◆ **EXERCISE INSTRUCTIONS**: Gather all lines in the entries that include the word "平抛运动知识简析".

# start of MATERIAL FOR THE TASK

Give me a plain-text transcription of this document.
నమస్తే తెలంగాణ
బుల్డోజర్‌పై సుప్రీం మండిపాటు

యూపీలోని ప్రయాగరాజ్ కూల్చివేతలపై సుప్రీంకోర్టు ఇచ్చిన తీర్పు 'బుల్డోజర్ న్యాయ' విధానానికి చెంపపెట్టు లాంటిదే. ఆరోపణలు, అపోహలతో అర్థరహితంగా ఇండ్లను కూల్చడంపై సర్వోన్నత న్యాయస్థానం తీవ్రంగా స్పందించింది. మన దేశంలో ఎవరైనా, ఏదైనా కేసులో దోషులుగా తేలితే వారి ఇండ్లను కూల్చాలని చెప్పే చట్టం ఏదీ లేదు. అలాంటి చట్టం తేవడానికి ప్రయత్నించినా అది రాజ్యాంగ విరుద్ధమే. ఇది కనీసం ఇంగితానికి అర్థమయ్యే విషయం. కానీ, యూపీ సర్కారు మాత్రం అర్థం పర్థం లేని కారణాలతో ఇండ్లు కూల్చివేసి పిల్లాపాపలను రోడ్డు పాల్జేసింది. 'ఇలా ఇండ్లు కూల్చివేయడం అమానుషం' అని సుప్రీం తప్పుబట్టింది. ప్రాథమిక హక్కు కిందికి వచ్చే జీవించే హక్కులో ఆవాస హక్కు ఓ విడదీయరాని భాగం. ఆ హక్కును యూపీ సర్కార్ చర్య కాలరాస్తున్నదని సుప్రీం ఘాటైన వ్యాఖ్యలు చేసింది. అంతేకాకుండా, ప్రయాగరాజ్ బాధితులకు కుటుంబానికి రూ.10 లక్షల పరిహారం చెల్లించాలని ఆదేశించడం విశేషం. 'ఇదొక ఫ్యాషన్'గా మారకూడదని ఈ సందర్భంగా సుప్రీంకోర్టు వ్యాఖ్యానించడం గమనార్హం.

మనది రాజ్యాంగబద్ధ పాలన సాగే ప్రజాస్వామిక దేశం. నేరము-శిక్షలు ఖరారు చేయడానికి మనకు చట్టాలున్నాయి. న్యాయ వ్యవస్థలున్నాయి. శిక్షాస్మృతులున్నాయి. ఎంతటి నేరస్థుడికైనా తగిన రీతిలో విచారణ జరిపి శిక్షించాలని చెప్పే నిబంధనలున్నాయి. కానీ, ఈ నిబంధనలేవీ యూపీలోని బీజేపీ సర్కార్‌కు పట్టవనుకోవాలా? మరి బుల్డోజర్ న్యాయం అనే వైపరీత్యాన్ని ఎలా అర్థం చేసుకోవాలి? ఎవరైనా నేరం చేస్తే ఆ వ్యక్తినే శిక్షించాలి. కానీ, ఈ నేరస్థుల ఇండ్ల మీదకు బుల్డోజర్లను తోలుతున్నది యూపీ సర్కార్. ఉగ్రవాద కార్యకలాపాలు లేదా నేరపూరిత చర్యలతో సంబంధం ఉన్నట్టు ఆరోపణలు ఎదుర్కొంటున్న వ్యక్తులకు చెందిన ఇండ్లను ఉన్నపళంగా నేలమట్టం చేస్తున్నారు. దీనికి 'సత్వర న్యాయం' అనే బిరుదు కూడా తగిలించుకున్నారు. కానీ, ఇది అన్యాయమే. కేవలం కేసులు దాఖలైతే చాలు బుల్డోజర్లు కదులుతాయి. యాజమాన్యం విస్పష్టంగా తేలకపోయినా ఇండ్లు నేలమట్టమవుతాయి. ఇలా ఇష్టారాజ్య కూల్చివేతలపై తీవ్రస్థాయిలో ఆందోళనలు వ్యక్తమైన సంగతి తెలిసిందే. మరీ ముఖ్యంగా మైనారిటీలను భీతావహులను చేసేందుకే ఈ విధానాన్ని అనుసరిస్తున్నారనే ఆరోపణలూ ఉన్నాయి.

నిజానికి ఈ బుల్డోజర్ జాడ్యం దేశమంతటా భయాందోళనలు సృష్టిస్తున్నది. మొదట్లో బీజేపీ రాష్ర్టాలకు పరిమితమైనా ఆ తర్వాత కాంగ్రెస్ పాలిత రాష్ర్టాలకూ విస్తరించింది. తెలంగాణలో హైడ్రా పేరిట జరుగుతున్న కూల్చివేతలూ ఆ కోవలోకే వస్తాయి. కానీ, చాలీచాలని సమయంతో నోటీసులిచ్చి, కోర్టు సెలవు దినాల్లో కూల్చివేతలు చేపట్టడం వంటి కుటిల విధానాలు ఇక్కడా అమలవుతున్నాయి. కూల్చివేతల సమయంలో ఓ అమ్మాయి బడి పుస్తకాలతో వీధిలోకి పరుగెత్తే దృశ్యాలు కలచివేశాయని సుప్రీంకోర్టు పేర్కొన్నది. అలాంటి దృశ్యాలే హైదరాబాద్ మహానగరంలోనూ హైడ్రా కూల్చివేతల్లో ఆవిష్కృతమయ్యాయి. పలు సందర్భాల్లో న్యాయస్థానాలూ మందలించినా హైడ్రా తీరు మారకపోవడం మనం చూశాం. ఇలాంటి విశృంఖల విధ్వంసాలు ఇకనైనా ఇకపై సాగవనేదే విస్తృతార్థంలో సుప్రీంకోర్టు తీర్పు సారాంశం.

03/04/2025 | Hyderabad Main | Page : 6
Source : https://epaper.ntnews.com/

# end of MATERIAL FOR THE TASK
# start of MATERIAL FOR THE TASK

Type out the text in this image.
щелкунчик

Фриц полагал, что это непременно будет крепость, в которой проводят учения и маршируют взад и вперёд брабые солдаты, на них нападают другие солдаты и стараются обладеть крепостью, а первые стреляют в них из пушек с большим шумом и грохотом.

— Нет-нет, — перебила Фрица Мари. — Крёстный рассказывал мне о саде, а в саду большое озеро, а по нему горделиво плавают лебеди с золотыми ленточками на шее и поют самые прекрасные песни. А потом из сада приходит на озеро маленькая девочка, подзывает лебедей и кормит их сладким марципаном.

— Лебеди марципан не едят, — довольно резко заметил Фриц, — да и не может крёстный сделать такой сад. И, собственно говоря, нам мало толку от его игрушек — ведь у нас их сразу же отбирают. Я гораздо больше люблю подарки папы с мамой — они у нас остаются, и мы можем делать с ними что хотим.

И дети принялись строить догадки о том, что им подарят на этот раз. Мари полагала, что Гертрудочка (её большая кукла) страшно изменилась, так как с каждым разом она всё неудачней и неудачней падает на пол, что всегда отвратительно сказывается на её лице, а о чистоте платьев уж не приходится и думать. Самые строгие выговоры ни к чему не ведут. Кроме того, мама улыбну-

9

# end of MATERIAL FOR THE TASK
# start of MATERIAL FOR THE TASK

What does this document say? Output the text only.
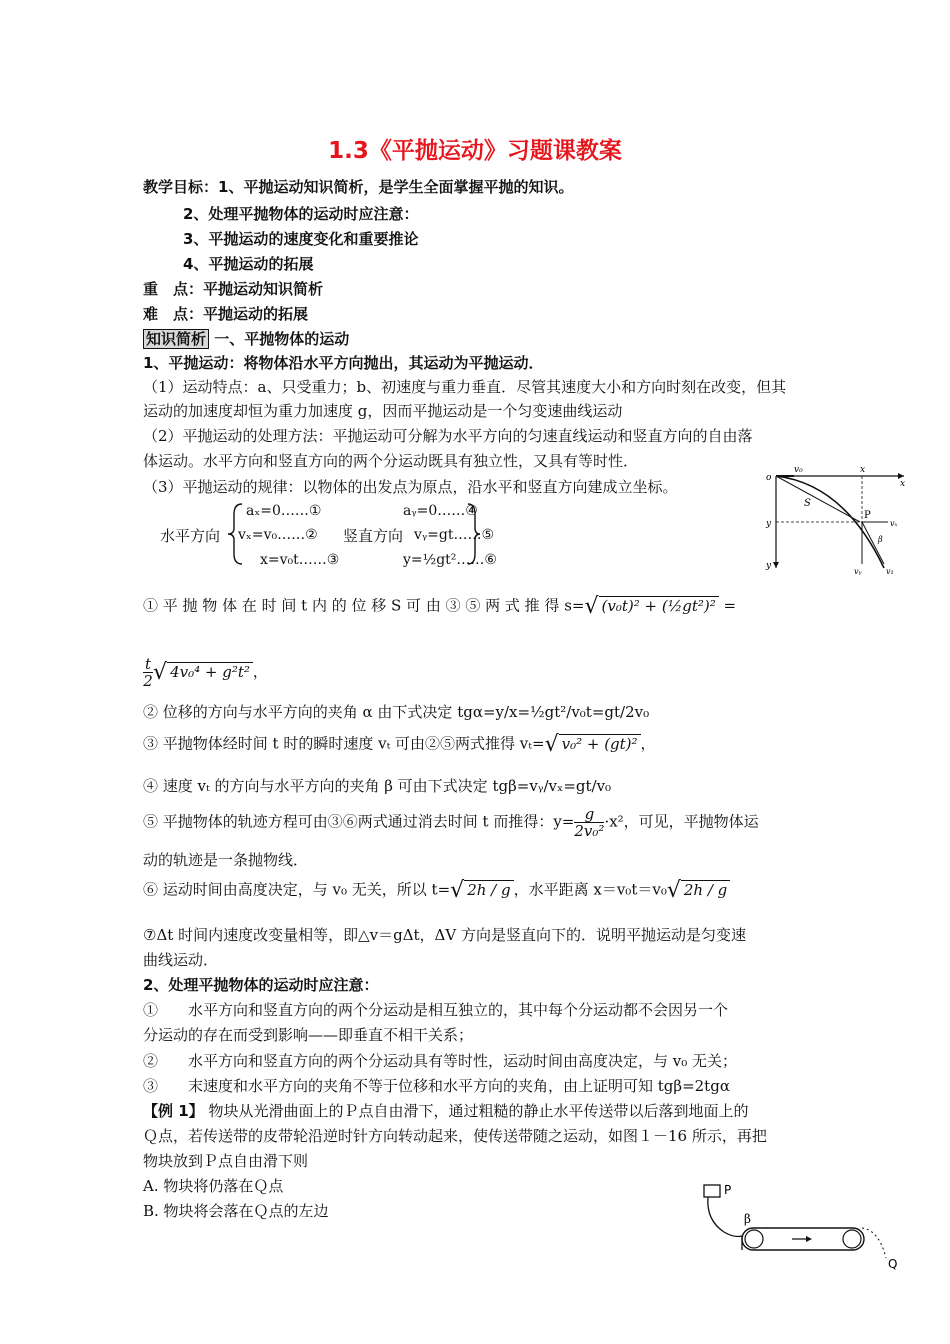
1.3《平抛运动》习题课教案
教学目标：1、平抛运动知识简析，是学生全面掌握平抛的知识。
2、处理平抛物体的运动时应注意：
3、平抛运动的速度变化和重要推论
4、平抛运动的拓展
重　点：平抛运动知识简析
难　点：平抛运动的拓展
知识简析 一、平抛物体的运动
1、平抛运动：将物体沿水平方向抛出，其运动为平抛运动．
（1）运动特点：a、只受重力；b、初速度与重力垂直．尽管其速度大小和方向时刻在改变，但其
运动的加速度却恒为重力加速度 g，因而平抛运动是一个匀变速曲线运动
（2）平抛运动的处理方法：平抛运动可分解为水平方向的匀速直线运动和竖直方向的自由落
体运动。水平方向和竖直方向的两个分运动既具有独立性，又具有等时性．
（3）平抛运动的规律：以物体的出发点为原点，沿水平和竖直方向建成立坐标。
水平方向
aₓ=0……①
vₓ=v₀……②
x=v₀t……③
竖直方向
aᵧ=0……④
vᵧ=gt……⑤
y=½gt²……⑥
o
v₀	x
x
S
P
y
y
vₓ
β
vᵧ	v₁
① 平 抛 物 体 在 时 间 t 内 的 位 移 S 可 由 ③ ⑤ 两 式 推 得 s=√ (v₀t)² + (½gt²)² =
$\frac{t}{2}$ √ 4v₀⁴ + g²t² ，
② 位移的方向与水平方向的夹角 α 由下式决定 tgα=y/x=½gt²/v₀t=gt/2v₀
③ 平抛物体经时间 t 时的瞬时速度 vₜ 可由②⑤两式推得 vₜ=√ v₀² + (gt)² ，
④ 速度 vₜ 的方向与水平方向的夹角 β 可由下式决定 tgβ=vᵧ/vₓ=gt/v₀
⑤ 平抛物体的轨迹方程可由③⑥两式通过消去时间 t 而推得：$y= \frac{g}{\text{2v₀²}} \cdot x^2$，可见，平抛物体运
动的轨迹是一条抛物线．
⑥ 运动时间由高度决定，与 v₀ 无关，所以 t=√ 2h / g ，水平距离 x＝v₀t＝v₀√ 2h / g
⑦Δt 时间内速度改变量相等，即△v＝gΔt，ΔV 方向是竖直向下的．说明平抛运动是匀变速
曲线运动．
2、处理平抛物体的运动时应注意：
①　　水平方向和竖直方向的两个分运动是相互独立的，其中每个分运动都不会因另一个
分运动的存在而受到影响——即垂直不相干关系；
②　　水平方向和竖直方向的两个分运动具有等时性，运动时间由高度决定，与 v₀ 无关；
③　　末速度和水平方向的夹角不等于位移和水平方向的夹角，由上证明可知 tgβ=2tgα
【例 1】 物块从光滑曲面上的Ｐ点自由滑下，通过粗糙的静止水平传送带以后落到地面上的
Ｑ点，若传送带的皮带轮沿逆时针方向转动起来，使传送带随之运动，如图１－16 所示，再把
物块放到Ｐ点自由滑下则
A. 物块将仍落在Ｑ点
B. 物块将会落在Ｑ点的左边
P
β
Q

# end of MATERIAL FOR THE TASK

◆ **SOLUTION FOR THIS TASK**:
教学目标：1、平抛运动知识简析，是学生全面掌握平抛的知识。
重　点：平抛运动知识简析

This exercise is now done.